----- RAW RECORDS

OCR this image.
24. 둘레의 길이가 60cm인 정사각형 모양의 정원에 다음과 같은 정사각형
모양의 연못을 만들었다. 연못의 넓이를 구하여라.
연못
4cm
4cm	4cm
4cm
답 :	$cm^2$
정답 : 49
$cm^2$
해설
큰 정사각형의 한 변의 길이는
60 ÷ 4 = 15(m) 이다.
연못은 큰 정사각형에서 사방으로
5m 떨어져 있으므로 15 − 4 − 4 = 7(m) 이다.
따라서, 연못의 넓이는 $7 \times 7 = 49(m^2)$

----------

EXERCISE GOAL:
Transcribe every entry word for word.

WRITTEN ANSWER:
OCR this image.
24. 둘레의 길이가 60cm인 정사각형 모양의 정원에 다음과 같은 정사각형
모양의 연못을 만들었다. 연못의 넓이를 구하여라.
연못
4cm
4cm	4cm
4cm
답 :	$cm^2$
정답 : 49
$cm^2$
해설
큰 정사각형의 한 변의 길이는
60 ÷ 4 = 15(m) 이다.
연못은 큰 정사각형에서 사방으로
5m 떨어져 있으므로 15 − 4 − 4 = 7(m) 이다.
따라서, 연못의 넓이는 $7 \times 7 = 49(m^2)$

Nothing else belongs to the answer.